--- Task details ---
Check every line of the entries that follow, and copy the ones containing "across".

--- Dataset content ---
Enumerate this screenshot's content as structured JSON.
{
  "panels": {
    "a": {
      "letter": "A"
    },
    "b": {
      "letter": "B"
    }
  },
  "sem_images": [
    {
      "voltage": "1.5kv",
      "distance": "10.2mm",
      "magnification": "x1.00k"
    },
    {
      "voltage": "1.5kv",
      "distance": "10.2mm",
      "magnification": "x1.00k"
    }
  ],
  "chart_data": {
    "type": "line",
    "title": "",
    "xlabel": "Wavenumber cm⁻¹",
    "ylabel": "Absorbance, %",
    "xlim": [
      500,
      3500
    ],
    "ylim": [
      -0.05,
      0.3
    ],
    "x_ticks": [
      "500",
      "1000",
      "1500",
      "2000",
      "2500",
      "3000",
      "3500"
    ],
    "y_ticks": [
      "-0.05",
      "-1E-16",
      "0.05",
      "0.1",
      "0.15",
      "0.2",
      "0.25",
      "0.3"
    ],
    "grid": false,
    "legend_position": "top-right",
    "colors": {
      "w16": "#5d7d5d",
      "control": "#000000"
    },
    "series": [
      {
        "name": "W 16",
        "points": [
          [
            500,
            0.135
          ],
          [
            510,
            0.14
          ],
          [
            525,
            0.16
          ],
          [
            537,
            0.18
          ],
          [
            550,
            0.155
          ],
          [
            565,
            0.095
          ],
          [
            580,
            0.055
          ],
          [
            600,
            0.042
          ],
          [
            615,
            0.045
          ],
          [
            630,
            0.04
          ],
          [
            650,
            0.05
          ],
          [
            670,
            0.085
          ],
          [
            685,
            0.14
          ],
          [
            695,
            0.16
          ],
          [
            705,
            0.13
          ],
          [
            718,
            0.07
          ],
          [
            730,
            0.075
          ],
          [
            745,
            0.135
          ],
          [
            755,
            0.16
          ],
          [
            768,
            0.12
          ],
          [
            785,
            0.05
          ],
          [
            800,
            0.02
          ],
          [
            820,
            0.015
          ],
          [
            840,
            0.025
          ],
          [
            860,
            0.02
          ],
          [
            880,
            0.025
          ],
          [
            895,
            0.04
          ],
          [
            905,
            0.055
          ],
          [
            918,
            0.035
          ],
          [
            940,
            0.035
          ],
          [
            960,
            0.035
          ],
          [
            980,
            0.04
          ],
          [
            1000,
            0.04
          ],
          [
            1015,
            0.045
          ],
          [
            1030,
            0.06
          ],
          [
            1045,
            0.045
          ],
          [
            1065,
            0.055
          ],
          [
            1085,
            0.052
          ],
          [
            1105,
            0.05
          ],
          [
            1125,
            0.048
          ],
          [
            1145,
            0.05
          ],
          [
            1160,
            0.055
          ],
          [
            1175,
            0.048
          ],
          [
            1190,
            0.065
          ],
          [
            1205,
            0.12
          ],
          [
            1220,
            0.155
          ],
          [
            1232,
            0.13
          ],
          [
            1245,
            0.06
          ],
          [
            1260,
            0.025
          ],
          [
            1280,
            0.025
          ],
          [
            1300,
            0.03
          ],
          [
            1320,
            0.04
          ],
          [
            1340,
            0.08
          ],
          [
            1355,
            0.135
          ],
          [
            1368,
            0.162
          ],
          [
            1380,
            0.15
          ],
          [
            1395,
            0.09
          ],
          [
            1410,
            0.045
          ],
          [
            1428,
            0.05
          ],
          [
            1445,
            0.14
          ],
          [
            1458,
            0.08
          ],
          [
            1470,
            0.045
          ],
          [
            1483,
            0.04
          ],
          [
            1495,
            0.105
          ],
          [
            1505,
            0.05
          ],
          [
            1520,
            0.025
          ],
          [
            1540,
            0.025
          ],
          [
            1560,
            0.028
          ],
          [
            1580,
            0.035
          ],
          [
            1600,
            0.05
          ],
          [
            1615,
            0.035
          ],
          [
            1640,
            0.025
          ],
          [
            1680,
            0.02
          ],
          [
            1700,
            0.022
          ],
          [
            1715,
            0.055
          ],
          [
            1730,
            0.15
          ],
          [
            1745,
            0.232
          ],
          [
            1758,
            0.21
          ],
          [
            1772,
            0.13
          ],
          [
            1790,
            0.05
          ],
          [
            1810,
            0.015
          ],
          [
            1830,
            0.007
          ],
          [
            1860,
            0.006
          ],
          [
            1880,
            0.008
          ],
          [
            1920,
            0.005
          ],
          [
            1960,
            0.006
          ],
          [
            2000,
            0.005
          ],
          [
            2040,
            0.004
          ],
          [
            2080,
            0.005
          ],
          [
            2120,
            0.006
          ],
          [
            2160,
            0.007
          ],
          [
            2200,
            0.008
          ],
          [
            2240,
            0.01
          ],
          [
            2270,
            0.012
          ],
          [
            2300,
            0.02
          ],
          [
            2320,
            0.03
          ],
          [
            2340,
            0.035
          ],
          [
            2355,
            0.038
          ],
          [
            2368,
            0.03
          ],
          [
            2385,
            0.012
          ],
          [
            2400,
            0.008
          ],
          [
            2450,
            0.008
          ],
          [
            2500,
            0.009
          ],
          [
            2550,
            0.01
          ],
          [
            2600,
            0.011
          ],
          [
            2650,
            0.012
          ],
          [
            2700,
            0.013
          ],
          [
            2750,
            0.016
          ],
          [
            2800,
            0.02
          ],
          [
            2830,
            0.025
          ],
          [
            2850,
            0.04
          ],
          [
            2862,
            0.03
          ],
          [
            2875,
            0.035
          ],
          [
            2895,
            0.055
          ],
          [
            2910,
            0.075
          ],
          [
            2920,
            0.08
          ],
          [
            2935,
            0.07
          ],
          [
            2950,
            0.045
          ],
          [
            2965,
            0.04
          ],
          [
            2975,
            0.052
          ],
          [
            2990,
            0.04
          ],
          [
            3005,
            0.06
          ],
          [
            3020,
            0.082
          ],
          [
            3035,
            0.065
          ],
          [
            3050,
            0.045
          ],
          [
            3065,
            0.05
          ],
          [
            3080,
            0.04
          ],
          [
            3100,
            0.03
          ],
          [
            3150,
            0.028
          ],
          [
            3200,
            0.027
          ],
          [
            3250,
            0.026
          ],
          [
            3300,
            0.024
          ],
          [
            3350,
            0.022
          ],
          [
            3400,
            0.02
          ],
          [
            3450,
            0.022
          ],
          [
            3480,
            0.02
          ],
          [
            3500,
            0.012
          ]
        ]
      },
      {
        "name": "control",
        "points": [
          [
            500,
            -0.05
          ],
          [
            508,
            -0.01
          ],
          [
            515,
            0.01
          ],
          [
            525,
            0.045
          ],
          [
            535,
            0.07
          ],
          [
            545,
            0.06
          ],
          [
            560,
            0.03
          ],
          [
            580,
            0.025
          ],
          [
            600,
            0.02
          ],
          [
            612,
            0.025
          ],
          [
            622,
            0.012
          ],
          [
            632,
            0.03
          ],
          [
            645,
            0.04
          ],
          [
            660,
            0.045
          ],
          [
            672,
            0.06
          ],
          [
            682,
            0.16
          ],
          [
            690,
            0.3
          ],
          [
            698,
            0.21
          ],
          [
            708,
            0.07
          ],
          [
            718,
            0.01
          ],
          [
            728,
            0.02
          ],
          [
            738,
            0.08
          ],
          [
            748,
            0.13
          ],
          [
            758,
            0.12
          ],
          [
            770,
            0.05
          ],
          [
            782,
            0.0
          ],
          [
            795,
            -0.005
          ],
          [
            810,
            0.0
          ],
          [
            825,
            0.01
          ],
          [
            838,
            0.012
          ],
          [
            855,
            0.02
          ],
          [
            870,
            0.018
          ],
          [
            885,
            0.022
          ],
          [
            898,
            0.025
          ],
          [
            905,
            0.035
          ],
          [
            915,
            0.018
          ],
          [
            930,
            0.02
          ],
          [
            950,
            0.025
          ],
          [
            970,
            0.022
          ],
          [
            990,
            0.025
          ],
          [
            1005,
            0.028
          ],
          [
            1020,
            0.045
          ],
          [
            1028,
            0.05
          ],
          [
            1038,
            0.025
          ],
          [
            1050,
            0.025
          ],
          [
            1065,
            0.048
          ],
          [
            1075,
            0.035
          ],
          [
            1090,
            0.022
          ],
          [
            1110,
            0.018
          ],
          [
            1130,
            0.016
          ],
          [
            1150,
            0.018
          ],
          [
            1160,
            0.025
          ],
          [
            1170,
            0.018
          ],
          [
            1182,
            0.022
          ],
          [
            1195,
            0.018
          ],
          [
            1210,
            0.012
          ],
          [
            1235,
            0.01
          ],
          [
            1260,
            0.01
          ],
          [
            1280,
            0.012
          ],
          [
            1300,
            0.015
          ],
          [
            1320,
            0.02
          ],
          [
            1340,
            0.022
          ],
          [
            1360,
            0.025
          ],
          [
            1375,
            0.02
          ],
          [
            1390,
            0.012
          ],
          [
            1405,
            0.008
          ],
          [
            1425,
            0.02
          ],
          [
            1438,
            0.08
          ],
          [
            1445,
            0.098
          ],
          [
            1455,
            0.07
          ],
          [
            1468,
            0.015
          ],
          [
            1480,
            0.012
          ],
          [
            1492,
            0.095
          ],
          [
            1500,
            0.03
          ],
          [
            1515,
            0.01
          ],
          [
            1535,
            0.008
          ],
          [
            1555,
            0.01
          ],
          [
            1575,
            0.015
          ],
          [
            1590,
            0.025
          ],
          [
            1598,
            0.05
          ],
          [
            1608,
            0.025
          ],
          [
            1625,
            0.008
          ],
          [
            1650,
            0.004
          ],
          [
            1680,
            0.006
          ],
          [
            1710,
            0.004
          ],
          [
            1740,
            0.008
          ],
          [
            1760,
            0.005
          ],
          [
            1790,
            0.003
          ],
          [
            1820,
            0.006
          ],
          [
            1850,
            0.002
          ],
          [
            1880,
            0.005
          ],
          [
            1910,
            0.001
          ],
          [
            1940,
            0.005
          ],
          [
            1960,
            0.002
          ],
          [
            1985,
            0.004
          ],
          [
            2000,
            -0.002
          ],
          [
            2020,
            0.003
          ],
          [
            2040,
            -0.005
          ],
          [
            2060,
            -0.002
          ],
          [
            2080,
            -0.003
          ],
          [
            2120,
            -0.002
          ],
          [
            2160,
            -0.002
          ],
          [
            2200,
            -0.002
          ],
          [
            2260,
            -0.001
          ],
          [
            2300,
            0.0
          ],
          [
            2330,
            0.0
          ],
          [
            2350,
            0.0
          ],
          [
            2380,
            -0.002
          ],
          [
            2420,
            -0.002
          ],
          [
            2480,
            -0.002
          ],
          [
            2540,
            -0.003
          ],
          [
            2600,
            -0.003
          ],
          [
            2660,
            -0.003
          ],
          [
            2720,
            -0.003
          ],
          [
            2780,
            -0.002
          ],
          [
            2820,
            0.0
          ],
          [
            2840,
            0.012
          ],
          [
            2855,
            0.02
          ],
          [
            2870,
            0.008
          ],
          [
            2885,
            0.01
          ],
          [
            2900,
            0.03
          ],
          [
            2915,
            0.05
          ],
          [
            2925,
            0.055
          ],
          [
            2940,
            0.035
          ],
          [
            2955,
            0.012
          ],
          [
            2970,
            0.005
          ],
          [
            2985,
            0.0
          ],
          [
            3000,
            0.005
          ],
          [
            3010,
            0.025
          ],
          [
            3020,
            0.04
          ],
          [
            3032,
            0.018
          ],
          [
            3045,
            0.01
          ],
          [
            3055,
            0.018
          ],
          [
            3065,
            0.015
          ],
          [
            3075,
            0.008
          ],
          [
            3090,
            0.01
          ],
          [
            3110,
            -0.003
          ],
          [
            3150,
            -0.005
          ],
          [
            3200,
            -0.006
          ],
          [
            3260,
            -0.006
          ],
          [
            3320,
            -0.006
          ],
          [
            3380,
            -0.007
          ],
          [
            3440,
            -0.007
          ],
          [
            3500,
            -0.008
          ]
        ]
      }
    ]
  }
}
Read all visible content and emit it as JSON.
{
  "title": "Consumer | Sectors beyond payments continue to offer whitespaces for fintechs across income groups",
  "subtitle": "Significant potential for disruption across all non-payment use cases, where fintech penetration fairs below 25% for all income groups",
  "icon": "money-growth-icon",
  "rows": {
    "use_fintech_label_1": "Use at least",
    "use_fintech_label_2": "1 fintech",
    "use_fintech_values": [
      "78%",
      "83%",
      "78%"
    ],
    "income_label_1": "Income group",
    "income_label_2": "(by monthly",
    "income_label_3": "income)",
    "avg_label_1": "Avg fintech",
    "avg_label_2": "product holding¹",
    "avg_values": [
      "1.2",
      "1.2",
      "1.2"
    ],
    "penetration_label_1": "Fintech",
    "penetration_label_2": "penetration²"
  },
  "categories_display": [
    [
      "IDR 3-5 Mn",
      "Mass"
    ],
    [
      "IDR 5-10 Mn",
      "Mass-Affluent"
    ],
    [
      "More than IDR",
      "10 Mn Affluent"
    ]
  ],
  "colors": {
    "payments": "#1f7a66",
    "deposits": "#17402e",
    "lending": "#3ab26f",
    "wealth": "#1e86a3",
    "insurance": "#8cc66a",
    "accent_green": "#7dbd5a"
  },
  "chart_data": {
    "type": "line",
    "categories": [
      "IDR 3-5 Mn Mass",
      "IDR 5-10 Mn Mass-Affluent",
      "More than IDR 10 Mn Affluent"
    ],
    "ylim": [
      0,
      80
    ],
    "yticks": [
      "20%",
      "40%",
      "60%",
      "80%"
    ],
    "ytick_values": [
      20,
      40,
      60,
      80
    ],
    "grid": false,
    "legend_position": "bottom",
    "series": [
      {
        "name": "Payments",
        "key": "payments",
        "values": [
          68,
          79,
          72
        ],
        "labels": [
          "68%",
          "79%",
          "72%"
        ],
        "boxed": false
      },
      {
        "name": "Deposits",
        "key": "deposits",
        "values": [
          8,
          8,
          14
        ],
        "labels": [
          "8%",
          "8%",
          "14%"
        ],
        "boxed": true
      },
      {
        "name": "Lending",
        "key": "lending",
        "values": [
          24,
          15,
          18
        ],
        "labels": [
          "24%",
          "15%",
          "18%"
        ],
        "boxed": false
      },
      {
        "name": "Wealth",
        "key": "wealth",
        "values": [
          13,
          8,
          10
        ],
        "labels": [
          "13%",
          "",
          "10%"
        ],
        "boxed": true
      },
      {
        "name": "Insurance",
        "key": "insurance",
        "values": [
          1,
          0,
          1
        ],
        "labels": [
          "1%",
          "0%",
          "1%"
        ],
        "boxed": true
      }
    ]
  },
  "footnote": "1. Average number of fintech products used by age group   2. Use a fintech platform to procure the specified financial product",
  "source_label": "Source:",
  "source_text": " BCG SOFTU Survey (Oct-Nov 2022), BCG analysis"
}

--- The answer ---
  "title": "Consumer | Sectors beyond payments continue to offer whitespaces for fintechs across income groups",
  "subtitle": "Significant potential for disruption across all non-payment use cases, where fintech penetration fairs below 25% for all income groups",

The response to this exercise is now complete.